• WHAT IS BEING ASKED: Give every line again exactly as it appears, please, but not the pictures.

-*-

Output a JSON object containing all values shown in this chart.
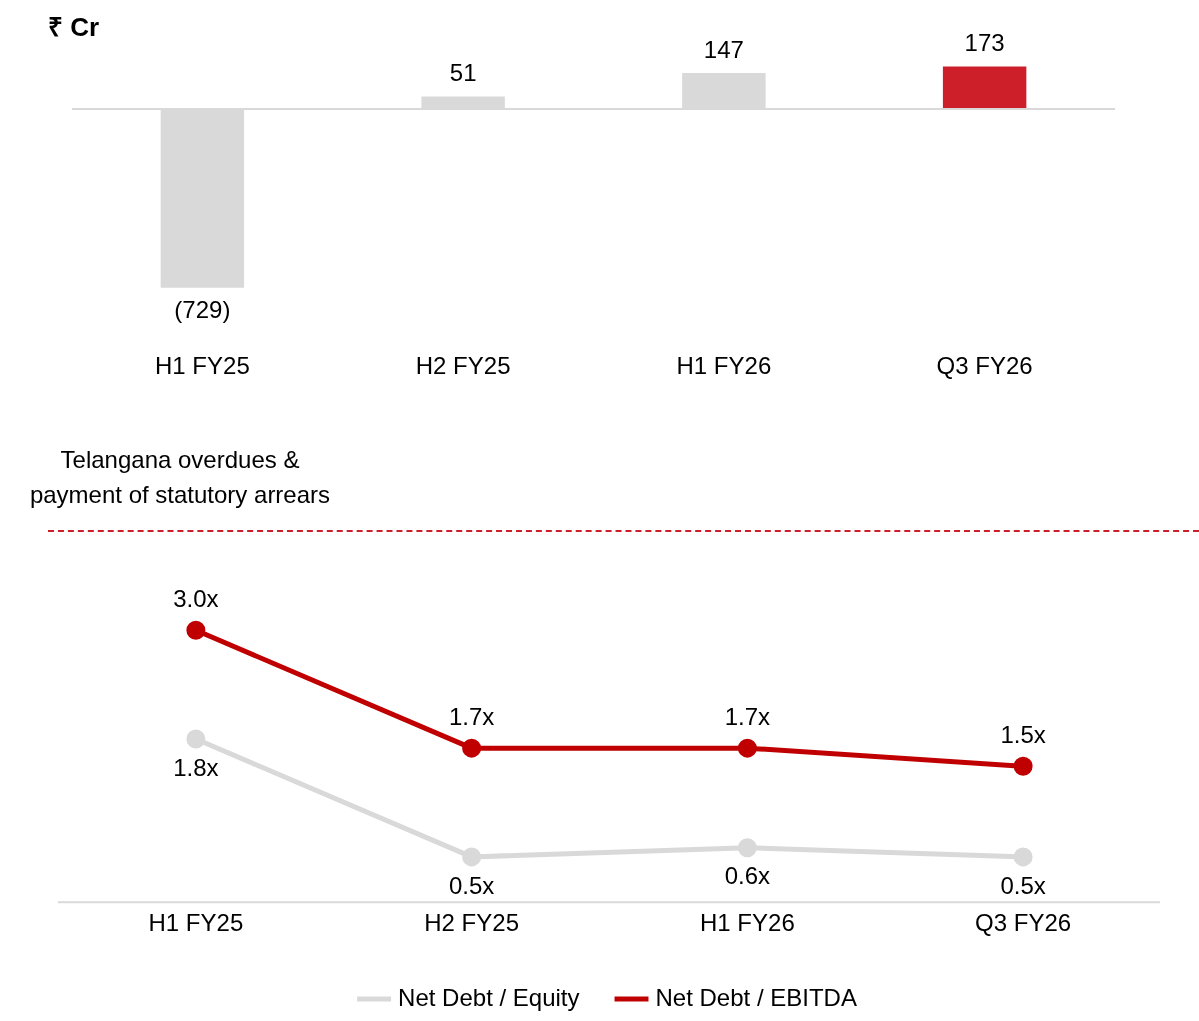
{
  "chart_data": [
    {
      "type": "bar",
      "title": "₹ Cr",
      "categories": [
        "H1 FY25",
        "H2 FY25",
        "H1 FY26",
        "Q3 FY26"
      ],
      "values": [
        -729,
        51,
        147,
        173
      ],
      "colors": [
        "#d9d9d9",
        "#d9d9d9",
        "#d9d9d9",
        "#cc1f2a"
      ],
      "value_labels": [
        "(729)",
        "51",
        "147",
        "173"
      ],
      "tick_labels": "x",
      "grid": false,
      "legend": false,
      "annotations": [
        "Telangana overdues &\npayment of statutory arrears"
      ]
    },
    {
      "type": "line",
      "categories": [
        "H1 FY25",
        "H2 FY25",
        "H1 FY26",
        "Q3 FY26"
      ],
      "series": [
        {
          "name": "Net Debt / Equity",
          "color": "#d9d9d9",
          "values": [
            1.8,
            0.5,
            0.6,
            0.5
          ],
          "value_labels": [
            "1.8x",
            "0.5x",
            "0.6x",
            "0.5x"
          ]
        },
        {
          "name": "Net Debt / EBITDA",
          "color": "#c00000",
          "values": [
            3.0,
            1.7,
            1.7,
            1.5
          ],
          "value_labels": [
            "3.0x",
            "1.7x",
            "1.7x",
            "1.5x"
          ]
        }
      ],
      "marker": "circle",
      "line_style": "solid",
      "tick_labels": "x",
      "grid": false,
      "legend": "bottom"
    }
  ]
}
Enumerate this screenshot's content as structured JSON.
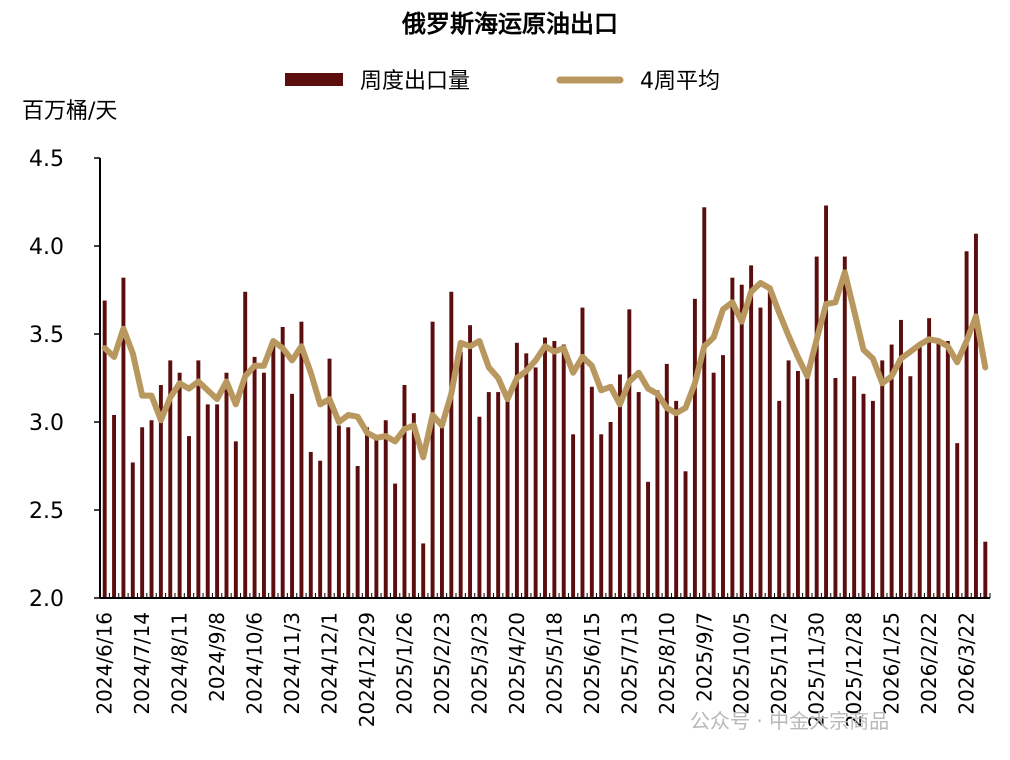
{
  "chart_data": {
    "type": "bar",
    "title": "俄罗斯海运原油出口",
    "ylabel": "百万桶/天",
    "ylim": [
      2.0,
      4.5
    ],
    "yticks": [
      "2.0",
      "2.5",
      "3.0",
      "3.5",
      "4.0",
      "4.5"
    ],
    "ytick_values": [
      2.0,
      2.5,
      3.0,
      3.5,
      4.0,
      4.5
    ],
    "legend_position": "top",
    "xtick_labels": [
      "2024/6/16",
      "2024/7/14",
      "2024/8/11",
      "2024/9/8",
      "2024/10/6",
      "2024/11/3",
      "2024/12/1",
      "2024/12/29",
      "2025/1/26",
      "2025/2/23",
      "2025/3/23",
      "2025/4/20",
      "2025/5/18",
      "2025/6/15",
      "2025/7/13",
      "2025/8/10",
      "2025/9/7",
      "2025/10/5",
      "2025/11/2",
      "2025/11/30",
      "2025/12/28",
      "2026/1/25",
      "2026/2/22",
      "2026/3/22"
    ],
    "series": [
      {
        "name": "周度出口量",
        "kind": "bar",
        "color": "#5c0e0e",
        "values": [
          3.69,
          3.04,
          3.82,
          2.77,
          2.97,
          3.01,
          3.21,
          3.35,
          3.28,
          2.92,
          3.35,
          3.1,
          3.1,
          3.28,
          2.89,
          3.74,
          3.37,
          3.28,
          3.45,
          3.54,
          3.16,
          3.57,
          2.83,
          2.78,
          3.36,
          2.98,
          2.97,
          2.75,
          2.97,
          2.9,
          3.01,
          2.65,
          3.21,
          3.05,
          2.31,
          3.57,
          3.0,
          3.74,
          3.4,
          3.55,
          3.03,
          3.17,
          3.17,
          3.13,
          3.45,
          3.39,
          3.31,
          3.48,
          3.46,
          3.44,
          2.93,
          3.65,
          3.2,
          2.93,
          3.0,
          3.27,
          3.64,
          3.17,
          2.66,
          3.18,
          3.33,
          3.12,
          2.72,
          3.7,
          4.22,
          3.28,
          3.38,
          3.82,
          3.78,
          3.89,
          3.65,
          3.75,
          3.12,
          3.35,
          3.29,
          3.25,
          3.94,
          4.23,
          3.25,
          3.94,
          3.26,
          3.16,
          3.12,
          3.35,
          3.44,
          3.58,
          3.26,
          3.43,
          3.59,
          3.46,
          3.46,
          2.88,
          3.97,
          4.07,
          2.32
        ]
      },
      {
        "name": "4周平均",
        "kind": "line",
        "color": "#b99860",
        "values": [
          3.42,
          3.37,
          3.53,
          3.39,
          3.15,
          3.15,
          3.01,
          3.14,
          3.22,
          3.19,
          3.23,
          3.18,
          3.13,
          3.23,
          3.1,
          3.26,
          3.32,
          3.32,
          3.46,
          3.42,
          3.35,
          3.43,
          3.28,
          3.1,
          3.13,
          3.0,
          3.04,
          3.03,
          2.94,
          2.91,
          2.92,
          2.89,
          2.96,
          2.98,
          2.8,
          3.04,
          2.98,
          3.16,
          3.45,
          3.43,
          3.46,
          3.31,
          3.25,
          3.13,
          3.25,
          3.29,
          3.35,
          3.43,
          3.4,
          3.42,
          3.28,
          3.37,
          3.32,
          3.18,
          3.2,
          3.1,
          3.23,
          3.28,
          3.19,
          3.16,
          3.08,
          3.05,
          3.08,
          3.22,
          3.43,
          3.48,
          3.64,
          3.68,
          3.57,
          3.74,
          3.79,
          3.76,
          3.62,
          3.49,
          3.37,
          3.26,
          3.47,
          3.67,
          3.68,
          3.85,
          3.63,
          3.41,
          3.36,
          3.22,
          3.26,
          3.36,
          3.4,
          3.44,
          3.47,
          3.46,
          3.43,
          3.34,
          3.46,
          3.6,
          3.31
        ]
      }
    ]
  },
  "watermark": {
    "text": "公众号 · 中金大宗商品"
  }
}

-*-

• EXERCISE RESULT:
Output a JSON object containing all values shown in this chart.
{
  "chart_data": [
    {
      "type": "bar",
      "title": "₹ Cr",
      "categories": [
        "H1 FY25",
        "H2 FY25",
        "H1 FY26",
        "Q3 FY26"
      ],
      "values": [
        -729,
        51,
        147,
        173
      ],
      "colors": [
        "#d9d9d9",
        "#d9d9d9",
        "#d9d9d9",
        "#cc1f2a"
      ],
      "value_labels": [
        "(729)",
        "51",
        "147",
        "173"
      ],
      "tick_labels": "x",
      "grid": false,
      "legend": false,
      "annotations": [
        "Telangana overdues &\npayment of statutory arrears"
      ]
    },
    {
      "type": "line",
      "categories": [
        "H1 FY25",
        "H2 FY25",
        "H1 FY26",
        "Q3 FY26"
      ],
      "series": [
        {
          "name": "Net Debt / Equity",
          "color": "#d9d9d9",
          "values": [
            1.8,
            0.5,
            0.6,
            0.5
          ],
          "value_labels": [
            "1.8x",
            "0.5x",
            "0.6x",
            "0.5x"
          ]
        },
        {
          "name": "Net Debt / EBITDA",
          "color": "#c00000",
          "values": [
            3.0,
            1.7,
            1.7,
            1.5
          ],
          "value_labels": [
            "3.0x",
            "1.7x",
            "1.7x",
            "1.5x"
          ]
        }
      ],
      "marker": "circle",
      "line_style": "solid",
      "tick_labels": "x",
      "grid": false,
      "legend": "bottom"
    }
  ]
}
Enumerate this screenshot's content as structured JSON.
{
  "chart_data": {
    "type": "bar",
    "title": "俄罗斯海运原油出口",
    "ylabel": "百万桶/天",
    "ylim": [
      2.0,
      4.5
    ],
    "yticks": [
      "2.0",
      "2.5",
      "3.0",
      "3.5",
      "4.0",
      "4.5"
    ],
    "ytick_values": [
      2.0,
      2.5,
      3.0,
      3.5,
      4.0,
      4.5
    ],
    "legend_position": "top",
    "xtick_labels": [
      "2024/6/16",
      "2024/7/14",
      "2024/8/11",
      "2024/9/8",
      "2024/10/6",
      "2024/11/3",
      "2024/12/1",
      "2024/12/29",
      "2025/1/26",
      "2025/2/23",
      "2025/3/23",
      "2025/4/20",
      "2025/5/18",
      "2025/6/15",
      "2025/7/13",
      "2025/8/10",
      "2025/9/7",
      "2025/10/5",
      "2025/11/2",
      "2025/11/30",
      "2025/12/28",
      "2026/1/25",
      "2026/2/22",
      "2026/3/22"
    ],
    "series": [
      {
        "name": "周度出口量",
        "kind": "bar",
        "color": "#5c0e0e",
        "values": [
          3.69,
          3.04,
          3.82,
          2.77,
          2.97,
          3.01,
          3.21,
          3.35,
          3.28,
          2.92,
          3.35,
          3.1,
          3.1,
          3.28,
          2.89,
          3.74,
          3.37,
          3.28,
          3.45,
          3.54,
          3.16,
          3.57,
          2.83,
          2.78,
          3.36,
          2.98,
          2.97,
          2.75,
          2.97,
          2.9,
          3.01,
          2.65,
          3.21,
          3.05,
          2.31,
          3.57,
          3.0,
          3.74,
          3.4,
          3.55,
          3.03,
          3.17,
          3.17,
          3.13,
          3.45,
          3.39,
          3.31,
          3.48,
          3.46,
          3.44,
          2.93,
          3.65,
          3.2,
          2.93,
          3.0,
          3.27,
          3.64,
          3.17,
          2.66,
          3.18,
          3.33,
          3.12,
          2.72,
          3.7,
          4.22,
          3.28,
          3.38,
          3.82,
          3.78,
          3.89,
          3.65,
          3.75,
          3.12,
          3.35,
          3.29,
          3.25,
          3.94,
          4.23,
          3.25,
          3.94,
          3.26,
          3.16,
          3.12,
          3.35,
          3.44,
          3.58,
          3.26,
          3.43,
          3.59,
          3.46,
          3.46,
          2.88,
          3.97,
          4.07,
          2.32
        ]
      },
      {
        "name": "4周平均",
        "kind": "line",
        "color": "#b99860",
        "values": [
          3.42,
          3.37,
          3.53,
          3.39,
          3.15,
          3.15,
          3.01,
          3.14,
          3.22,
          3.19,
          3.23,
          3.18,
          3.13,
          3.23,
          3.1,
          3.26,
          3.32,
          3.32,
          3.46,
          3.42,
          3.35,
          3.43,
          3.28,
          3.1,
          3.13,
          3.0,
          3.04,
          3.03,
          2.94,
          2.91,
          2.92,
          2.89,
          2.96,
          2.98,
          2.8,
          3.04,
          2.98,
          3.16,
          3.45,
          3.43,
          3.46,
          3.31,
          3.25,
          3.13,
          3.25,
          3.29,
          3.35,
          3.43,
          3.4,
          3.42,
          3.28,
          3.37,
          3.32,
          3.18,
          3.2,
          3.1,
          3.23,
          3.28,
          3.19,
          3.16,
          3.08,
          3.05,
          3.08,
          3.22,
          3.43,
          3.48,
          3.64,
          3.68,
          3.57,
          3.74,
          3.79,
          3.76,
          3.62,
          3.49,
          3.37,
          3.26,
          3.47,
          3.67,
          3.68,
          3.85,
          3.63,
          3.41,
          3.36,
          3.22,
          3.26,
          3.36,
          3.4,
          3.44,
          3.47,
          3.46,
          3.43,
          3.34,
          3.46,
          3.6,
          3.31
        ]
      }
    ]
  },
  "watermark": {
    "text": "公众号 · 中金大宗商品"
  }
}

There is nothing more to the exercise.